-- Start Records for the exercise --
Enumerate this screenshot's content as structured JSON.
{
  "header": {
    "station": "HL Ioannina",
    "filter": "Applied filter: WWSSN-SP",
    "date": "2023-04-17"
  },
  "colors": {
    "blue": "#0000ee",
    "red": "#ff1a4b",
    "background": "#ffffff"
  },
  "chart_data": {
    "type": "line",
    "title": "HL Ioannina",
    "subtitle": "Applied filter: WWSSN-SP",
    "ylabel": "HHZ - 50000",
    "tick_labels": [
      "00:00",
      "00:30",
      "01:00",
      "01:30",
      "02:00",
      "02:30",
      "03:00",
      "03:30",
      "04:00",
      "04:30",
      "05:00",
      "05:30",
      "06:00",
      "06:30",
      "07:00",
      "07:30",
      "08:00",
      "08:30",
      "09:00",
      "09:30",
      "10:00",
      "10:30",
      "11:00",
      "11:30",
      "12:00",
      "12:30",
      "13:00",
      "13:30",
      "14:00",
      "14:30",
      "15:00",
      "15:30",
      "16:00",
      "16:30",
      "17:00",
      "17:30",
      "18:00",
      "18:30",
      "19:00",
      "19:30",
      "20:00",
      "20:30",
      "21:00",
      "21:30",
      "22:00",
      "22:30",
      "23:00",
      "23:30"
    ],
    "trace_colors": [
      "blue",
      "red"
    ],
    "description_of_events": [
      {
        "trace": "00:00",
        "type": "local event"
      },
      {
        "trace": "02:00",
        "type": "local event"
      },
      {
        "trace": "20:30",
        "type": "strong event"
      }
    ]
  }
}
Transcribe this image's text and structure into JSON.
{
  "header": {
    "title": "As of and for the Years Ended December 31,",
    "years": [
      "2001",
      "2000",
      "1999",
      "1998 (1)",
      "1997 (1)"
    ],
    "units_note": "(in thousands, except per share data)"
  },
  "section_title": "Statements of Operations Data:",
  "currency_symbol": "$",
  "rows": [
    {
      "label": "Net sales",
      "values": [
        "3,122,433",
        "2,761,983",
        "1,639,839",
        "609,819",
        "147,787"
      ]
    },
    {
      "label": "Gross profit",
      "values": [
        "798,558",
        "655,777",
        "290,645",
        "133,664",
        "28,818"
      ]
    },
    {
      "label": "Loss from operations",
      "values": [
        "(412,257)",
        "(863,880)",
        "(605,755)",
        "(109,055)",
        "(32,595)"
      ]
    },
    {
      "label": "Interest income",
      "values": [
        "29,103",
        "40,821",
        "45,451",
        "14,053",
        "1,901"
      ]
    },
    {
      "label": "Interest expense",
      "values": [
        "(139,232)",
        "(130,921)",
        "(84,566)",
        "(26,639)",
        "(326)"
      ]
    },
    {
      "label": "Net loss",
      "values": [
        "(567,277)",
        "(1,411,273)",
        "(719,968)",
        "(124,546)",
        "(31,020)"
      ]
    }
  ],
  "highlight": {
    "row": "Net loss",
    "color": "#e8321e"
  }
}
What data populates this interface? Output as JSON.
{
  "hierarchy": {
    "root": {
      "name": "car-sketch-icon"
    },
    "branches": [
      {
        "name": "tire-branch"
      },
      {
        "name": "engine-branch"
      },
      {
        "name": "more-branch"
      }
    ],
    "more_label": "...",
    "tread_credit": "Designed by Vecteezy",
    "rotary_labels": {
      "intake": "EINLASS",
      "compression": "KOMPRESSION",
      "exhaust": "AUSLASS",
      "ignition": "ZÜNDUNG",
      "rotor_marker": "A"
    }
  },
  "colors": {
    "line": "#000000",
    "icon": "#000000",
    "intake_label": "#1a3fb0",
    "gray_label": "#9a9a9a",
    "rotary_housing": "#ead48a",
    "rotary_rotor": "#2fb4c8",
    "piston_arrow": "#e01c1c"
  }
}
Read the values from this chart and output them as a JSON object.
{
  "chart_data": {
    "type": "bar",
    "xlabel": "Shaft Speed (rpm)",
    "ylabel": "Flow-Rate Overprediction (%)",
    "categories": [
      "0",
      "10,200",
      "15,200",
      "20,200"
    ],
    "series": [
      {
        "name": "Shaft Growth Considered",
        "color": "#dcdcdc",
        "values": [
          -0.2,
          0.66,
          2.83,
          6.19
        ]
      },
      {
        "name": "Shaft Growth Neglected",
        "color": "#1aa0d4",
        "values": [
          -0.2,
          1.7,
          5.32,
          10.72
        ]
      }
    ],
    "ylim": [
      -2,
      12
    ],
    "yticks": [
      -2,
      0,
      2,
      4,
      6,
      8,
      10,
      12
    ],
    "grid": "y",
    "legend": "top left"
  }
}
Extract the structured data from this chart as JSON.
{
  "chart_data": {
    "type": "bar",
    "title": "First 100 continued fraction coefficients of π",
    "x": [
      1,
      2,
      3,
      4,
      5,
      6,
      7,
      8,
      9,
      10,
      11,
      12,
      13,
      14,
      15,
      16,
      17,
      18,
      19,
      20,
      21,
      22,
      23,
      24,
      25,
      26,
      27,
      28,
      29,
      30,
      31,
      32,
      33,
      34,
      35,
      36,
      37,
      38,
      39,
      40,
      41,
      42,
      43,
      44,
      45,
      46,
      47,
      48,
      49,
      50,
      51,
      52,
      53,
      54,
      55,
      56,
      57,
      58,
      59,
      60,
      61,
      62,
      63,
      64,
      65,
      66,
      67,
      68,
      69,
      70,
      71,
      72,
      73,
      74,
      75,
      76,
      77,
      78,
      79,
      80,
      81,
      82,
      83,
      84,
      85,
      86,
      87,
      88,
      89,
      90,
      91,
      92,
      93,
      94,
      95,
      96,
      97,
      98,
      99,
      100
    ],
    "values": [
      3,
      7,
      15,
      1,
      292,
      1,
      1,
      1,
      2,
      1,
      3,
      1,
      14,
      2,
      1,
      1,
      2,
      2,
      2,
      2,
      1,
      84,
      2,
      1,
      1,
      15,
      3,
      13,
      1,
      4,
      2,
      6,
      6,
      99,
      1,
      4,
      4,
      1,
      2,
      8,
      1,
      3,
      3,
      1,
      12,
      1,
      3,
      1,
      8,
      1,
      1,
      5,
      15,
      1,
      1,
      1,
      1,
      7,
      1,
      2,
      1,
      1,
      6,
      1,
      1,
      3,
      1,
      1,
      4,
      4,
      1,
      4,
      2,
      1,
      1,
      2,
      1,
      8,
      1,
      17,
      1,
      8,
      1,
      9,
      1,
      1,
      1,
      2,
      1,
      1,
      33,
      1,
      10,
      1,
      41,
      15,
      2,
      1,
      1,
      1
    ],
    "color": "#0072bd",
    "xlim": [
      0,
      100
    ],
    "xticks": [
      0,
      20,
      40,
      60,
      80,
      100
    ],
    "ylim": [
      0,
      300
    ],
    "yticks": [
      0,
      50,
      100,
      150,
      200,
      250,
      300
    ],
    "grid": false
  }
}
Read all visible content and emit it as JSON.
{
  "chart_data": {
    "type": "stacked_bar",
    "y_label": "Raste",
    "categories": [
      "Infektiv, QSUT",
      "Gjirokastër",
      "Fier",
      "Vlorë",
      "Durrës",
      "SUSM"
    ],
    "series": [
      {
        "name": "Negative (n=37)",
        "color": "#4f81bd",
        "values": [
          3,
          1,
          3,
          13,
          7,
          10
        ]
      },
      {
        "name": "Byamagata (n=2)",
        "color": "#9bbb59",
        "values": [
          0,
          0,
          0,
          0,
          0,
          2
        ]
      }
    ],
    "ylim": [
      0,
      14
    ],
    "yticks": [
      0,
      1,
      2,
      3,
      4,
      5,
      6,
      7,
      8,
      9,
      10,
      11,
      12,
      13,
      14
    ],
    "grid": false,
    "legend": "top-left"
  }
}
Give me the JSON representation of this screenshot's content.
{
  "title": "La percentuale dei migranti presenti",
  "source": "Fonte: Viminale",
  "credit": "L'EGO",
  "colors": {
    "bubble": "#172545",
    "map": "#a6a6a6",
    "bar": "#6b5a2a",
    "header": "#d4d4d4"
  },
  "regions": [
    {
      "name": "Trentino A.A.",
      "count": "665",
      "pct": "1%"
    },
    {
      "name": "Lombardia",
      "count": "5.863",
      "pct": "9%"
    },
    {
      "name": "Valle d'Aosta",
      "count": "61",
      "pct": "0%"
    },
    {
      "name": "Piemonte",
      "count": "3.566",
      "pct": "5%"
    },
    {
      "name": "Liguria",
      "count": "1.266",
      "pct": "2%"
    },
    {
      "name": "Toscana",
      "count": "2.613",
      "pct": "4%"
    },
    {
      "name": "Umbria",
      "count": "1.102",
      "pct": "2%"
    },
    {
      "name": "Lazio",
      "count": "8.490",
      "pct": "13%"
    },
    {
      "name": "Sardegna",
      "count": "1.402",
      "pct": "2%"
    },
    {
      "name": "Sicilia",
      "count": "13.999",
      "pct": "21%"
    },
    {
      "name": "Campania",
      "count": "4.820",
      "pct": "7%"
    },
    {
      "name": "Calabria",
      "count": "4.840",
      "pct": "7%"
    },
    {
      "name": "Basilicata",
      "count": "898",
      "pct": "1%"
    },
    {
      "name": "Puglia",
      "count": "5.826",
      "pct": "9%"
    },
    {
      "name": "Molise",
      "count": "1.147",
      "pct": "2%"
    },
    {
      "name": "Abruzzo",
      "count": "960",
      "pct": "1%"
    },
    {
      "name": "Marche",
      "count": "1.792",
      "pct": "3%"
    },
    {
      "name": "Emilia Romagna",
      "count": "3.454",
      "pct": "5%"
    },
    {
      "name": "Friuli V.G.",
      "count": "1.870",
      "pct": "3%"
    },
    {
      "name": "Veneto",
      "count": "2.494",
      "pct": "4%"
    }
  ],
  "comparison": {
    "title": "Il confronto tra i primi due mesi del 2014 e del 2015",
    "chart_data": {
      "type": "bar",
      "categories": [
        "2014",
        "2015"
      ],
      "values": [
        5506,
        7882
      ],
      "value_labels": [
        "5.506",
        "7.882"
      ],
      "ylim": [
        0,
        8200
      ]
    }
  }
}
-- End Records for the exercise --
Tally how many lines of the data include the word "type". Write the number and nothing else.

Reply to the task: 8